-- START OF Record excerpts --
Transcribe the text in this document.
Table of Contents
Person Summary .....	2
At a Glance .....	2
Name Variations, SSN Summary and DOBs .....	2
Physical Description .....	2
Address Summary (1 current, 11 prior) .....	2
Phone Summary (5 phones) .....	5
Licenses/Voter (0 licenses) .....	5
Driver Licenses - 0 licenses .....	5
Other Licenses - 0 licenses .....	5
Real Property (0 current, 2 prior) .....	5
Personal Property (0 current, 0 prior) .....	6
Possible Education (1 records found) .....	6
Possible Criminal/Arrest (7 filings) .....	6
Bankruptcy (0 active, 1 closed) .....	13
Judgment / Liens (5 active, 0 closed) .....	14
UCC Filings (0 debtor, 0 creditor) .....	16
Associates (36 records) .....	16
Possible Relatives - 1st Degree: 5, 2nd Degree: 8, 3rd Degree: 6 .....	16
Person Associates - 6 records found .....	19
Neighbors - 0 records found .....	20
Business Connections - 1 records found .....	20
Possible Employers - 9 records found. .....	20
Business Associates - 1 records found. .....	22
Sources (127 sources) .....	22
-- END OF Record excerpts --
-- START OF Record excerpts --
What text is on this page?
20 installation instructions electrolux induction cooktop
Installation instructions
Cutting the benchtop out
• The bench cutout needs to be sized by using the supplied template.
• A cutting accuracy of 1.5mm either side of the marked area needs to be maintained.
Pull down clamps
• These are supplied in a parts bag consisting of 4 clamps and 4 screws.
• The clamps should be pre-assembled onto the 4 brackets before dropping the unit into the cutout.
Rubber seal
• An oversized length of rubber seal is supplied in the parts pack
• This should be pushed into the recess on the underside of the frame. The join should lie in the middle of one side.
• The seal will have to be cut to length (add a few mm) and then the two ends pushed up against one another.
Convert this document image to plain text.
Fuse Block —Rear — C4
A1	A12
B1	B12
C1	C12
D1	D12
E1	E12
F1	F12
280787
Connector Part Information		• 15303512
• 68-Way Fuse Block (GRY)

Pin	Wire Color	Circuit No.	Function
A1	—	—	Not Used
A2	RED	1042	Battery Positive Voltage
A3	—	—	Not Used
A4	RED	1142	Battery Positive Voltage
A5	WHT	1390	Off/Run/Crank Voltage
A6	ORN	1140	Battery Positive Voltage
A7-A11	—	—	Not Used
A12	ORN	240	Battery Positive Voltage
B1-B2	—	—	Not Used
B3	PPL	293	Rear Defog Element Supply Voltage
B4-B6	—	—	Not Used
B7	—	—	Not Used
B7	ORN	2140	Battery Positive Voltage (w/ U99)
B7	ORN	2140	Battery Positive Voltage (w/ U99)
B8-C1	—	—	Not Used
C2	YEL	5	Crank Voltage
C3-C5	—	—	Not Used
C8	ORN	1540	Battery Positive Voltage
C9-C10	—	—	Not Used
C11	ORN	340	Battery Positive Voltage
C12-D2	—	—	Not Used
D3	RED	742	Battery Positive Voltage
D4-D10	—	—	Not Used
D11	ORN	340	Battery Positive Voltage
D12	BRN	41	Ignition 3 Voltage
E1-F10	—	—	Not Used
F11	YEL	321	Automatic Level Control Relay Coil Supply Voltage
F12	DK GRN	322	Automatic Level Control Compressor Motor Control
-- END OF Record excerpts --
-- START OF Record excerpts --
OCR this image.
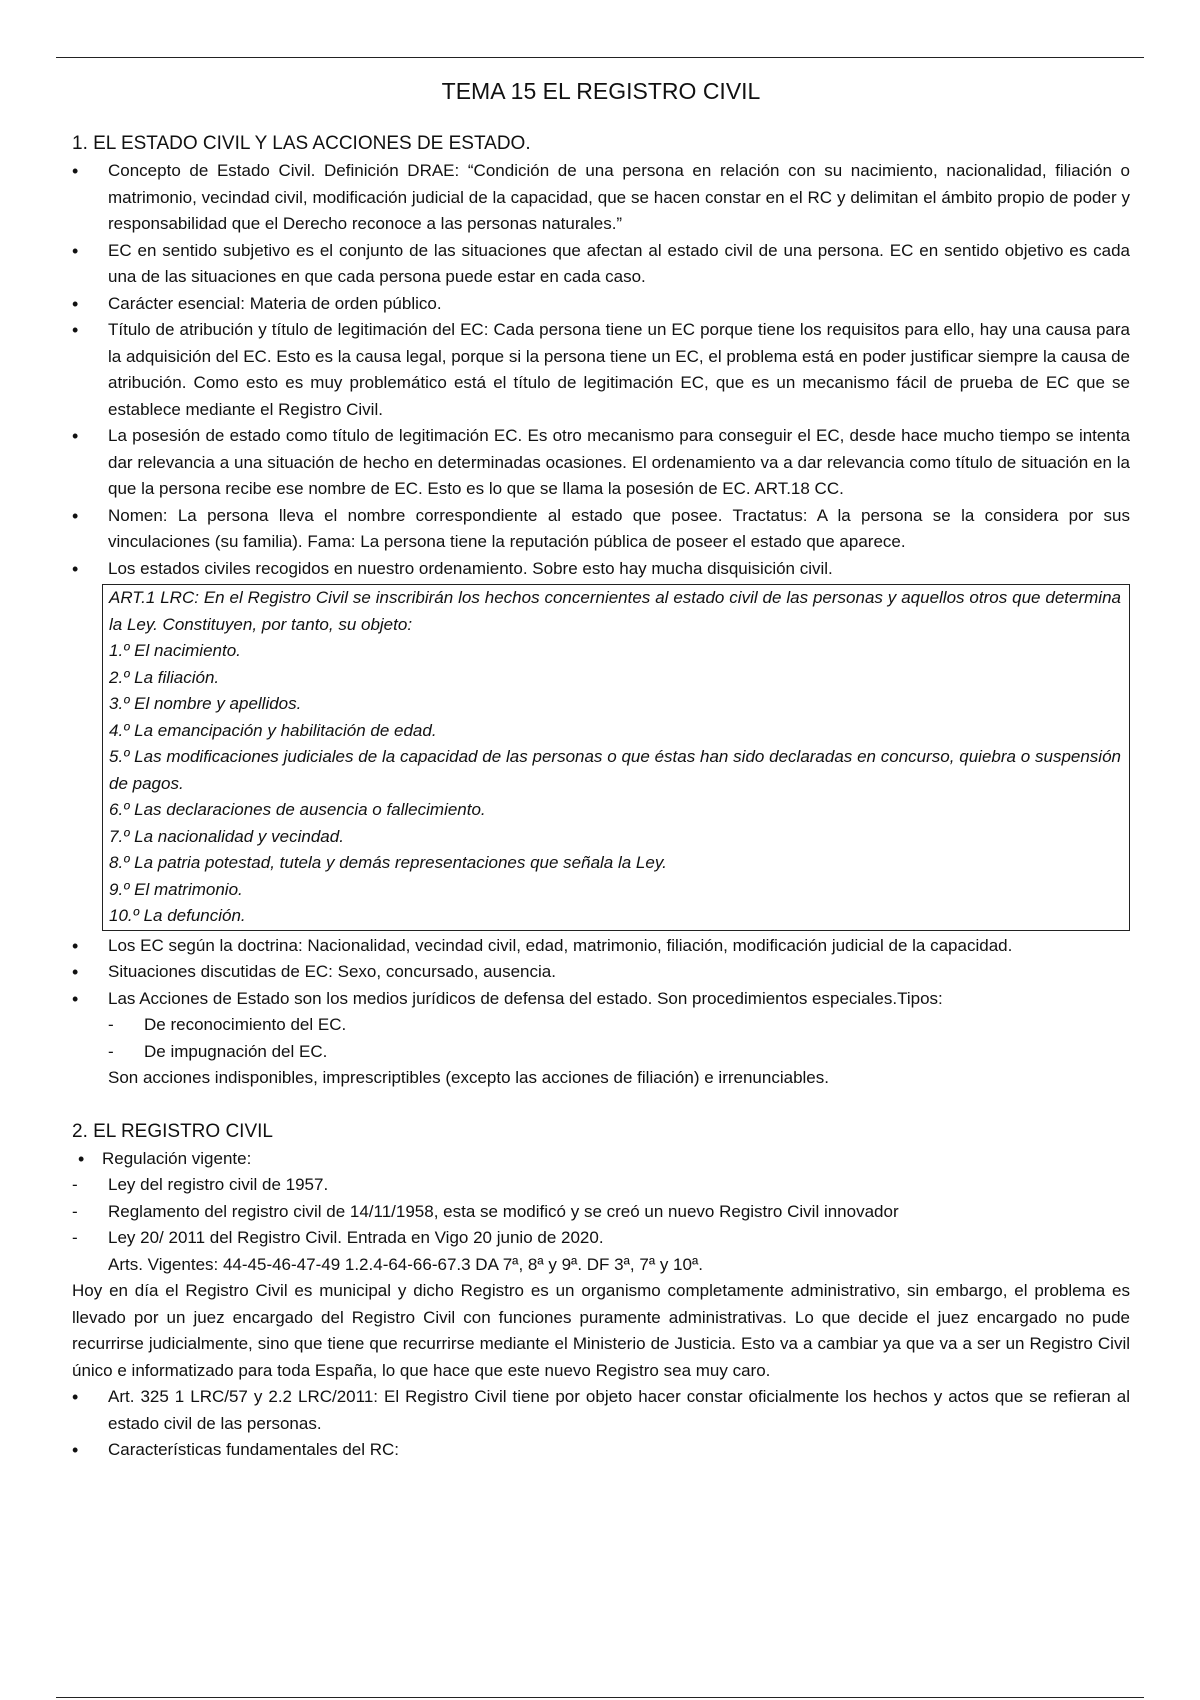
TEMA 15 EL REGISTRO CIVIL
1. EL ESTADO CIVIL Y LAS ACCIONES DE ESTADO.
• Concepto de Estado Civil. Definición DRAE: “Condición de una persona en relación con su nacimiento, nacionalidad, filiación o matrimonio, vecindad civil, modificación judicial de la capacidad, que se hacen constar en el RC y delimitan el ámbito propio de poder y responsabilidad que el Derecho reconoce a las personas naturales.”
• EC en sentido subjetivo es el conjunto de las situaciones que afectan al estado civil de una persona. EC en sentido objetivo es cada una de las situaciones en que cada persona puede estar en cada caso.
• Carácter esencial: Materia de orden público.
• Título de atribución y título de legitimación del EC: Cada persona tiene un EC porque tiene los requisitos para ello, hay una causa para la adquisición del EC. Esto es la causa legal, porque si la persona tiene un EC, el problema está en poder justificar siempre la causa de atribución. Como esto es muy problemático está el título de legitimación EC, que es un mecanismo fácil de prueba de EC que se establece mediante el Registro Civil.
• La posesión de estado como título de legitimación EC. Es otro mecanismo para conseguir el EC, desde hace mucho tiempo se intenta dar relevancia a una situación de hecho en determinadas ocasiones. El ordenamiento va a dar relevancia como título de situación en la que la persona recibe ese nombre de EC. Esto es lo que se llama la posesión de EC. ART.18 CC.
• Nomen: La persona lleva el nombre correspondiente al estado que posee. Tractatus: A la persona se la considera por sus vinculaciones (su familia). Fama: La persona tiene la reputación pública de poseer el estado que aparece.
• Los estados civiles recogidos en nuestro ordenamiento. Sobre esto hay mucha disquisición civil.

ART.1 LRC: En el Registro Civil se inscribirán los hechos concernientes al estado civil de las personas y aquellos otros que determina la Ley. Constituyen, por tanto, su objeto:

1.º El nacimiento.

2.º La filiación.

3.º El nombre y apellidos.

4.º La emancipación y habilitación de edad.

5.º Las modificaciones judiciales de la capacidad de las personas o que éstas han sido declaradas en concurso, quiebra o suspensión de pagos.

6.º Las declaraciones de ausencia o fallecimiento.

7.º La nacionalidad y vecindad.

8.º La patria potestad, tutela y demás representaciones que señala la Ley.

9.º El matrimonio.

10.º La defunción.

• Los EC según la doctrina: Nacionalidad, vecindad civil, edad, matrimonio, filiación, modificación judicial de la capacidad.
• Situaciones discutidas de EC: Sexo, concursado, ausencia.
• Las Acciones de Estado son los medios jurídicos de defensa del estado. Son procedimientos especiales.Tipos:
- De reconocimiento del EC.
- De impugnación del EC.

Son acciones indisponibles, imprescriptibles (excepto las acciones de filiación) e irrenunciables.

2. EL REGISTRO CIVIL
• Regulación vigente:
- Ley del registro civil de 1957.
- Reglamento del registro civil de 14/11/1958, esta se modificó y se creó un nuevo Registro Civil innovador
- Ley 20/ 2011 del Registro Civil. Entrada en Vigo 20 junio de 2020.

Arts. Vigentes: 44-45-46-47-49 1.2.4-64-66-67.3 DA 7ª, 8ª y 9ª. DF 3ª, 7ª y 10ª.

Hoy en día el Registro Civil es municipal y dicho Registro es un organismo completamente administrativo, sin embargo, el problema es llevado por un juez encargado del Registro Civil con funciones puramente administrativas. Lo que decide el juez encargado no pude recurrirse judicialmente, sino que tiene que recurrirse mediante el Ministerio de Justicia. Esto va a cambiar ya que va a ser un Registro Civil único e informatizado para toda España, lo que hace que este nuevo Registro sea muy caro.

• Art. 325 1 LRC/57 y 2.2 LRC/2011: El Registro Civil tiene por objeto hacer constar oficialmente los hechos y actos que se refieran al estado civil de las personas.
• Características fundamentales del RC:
-- END OF Record excerpts --
### Task prompt
Locate the word "ordenamiento" in the records and collect each line it appears in.

### Final result
• La posesión de estado como título de legitimación EC. Es otro mecanismo para conseguir el EC, desde hace mucho tiempo se intenta dar relevancia a una situación de hecho en determinadas ocasiones. El ordenamiento va a dar relevancia como título de situación en la que la persona recibe ese nombre de EC. Esto es lo que se llama la posesión de EC. ART.18 CC.
• Los estados civiles recogidos en nuestro ordenamiento. Sobre esto hay mucha disquisición civil.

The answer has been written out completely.